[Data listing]
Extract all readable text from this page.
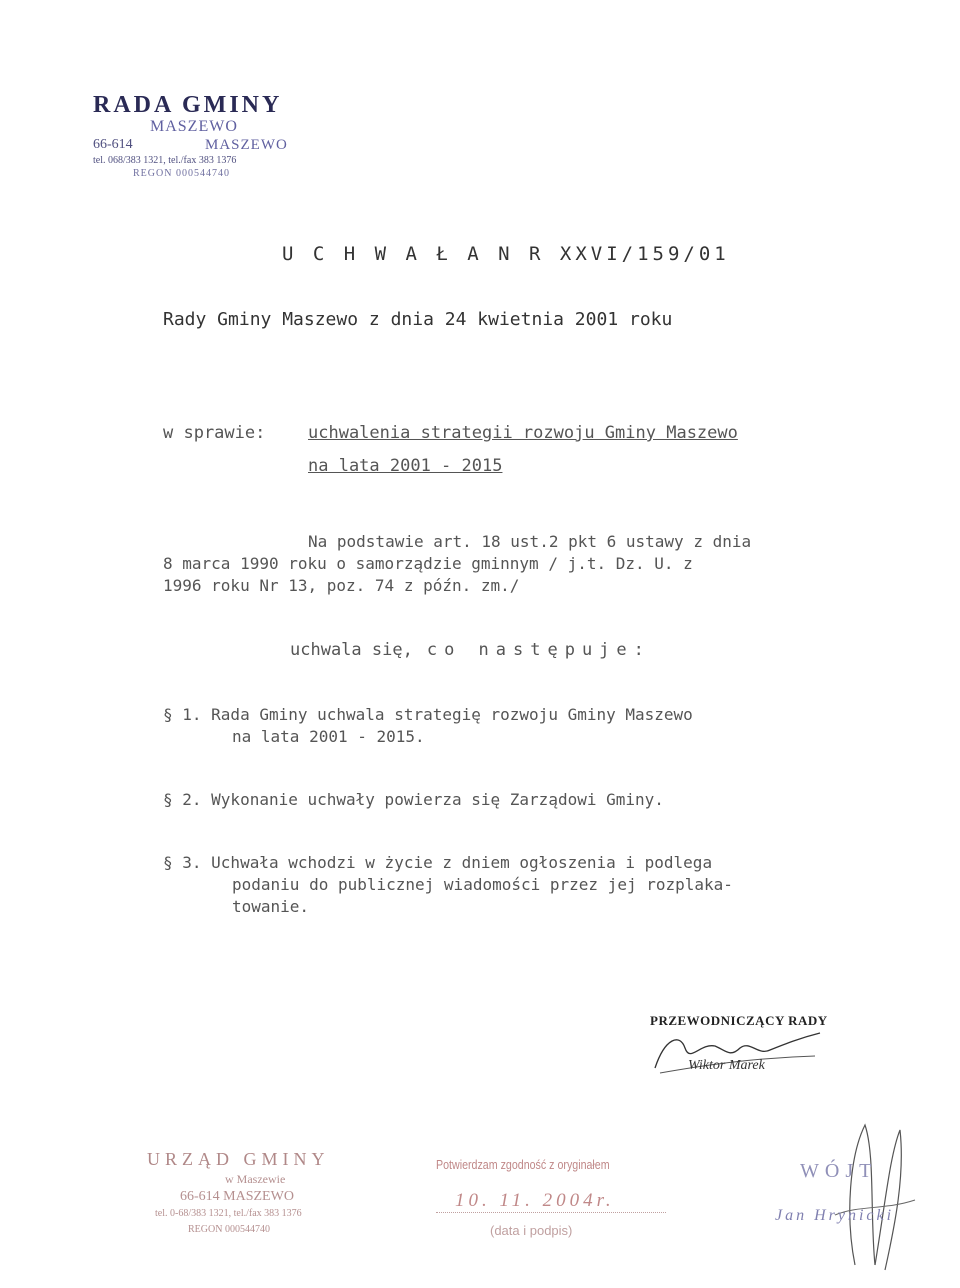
RADA GMINY
MASZEWO
66-614	MASZEWO
tel. 068/383 1321, tel./fax 383 1376
REGON 000544740
U C H W A Ł A N R XXVI/159/01
Rady Gminy Maszewo z dnia 24 kwietnia 2001 roku
w sprawie:	uchwalenia strategii rozwoju Gminy Maszewo
na lata 2001 - 2015
Na podstawie art. 18 ust.2 pkt 6 ustawy z dnia
8 marca 1990 roku o samorządzie gminnym / j.t. Dz. U. z
1996 roku Nr 13, poz. 74 z późn. zm./
uchwala się, co następuje:
§ 1. Rada Gminy uchwala strategię rozwoju Gminy Maszewo
na lata 2001 - 2015.
§ 2. Wykonanie uchwały powierza się Zarządowi Gminy.
§ 3. Uchwała wchodzi w życie z dniem ogłoszenia i podlega
podaniu do publicznej wiadomości przez jej rozplaka-
towanie.
PRZEWODNICZĄCY RADY
Wiktor Marek
URZĄD GMINY
w Maszewie
66-614 MASZEWO
tel. 0-68/383 1321, tel./fax 383 1376
REGON 000544740
Potwierdzam zgodność z oryginałem
10. 11. 2004r.
(data i podpis)
WÓJT
Jan Hrynicki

*Short exercise:* Output all of the entries verbatim, leaving out any images.

*Reply to the exercise:*
Extract all readable text from this page.
RADA GMINY
MASZEWO
66-614	MASZEWO
tel. 068/383 1321, tel./fax 383 1376
REGON 000544740
U C H W A Ł A N R XXVI/159/01
Rady Gminy Maszewo z dnia 24 kwietnia 2001 roku
w sprawie:	uchwalenia strategii rozwoju Gminy Maszewo
na lata 2001 - 2015
Na podstawie art. 18 ust.2 pkt 6 ustawy z dnia
8 marca 1990 roku o samorządzie gminnym / j.t. Dz. U. z
1996 roku Nr 13, poz. 74 z późn. zm./
uchwala się, co następuje:
§ 1. Rada Gminy uchwala strategię rozwoju Gminy Maszewo
na lata 2001 - 2015.
§ 2. Wykonanie uchwały powierza się Zarządowi Gminy.
§ 3. Uchwała wchodzi w życie z dniem ogłoszenia i podlega
podaniu do publicznej wiadomości przez jej rozplaka-
towanie.
PRZEWODNICZĄCY RADY
Wiktor Marek
URZĄD GMINY
w Maszewie
66-614 MASZEWO
tel. 0-68/383 1321, tel./fax 383 1376
REGON 000544740
Potwierdzam zgodność z oryginałem
10. 11. 2004r.
(data i podpis)
WÓJT
Jan Hrynicki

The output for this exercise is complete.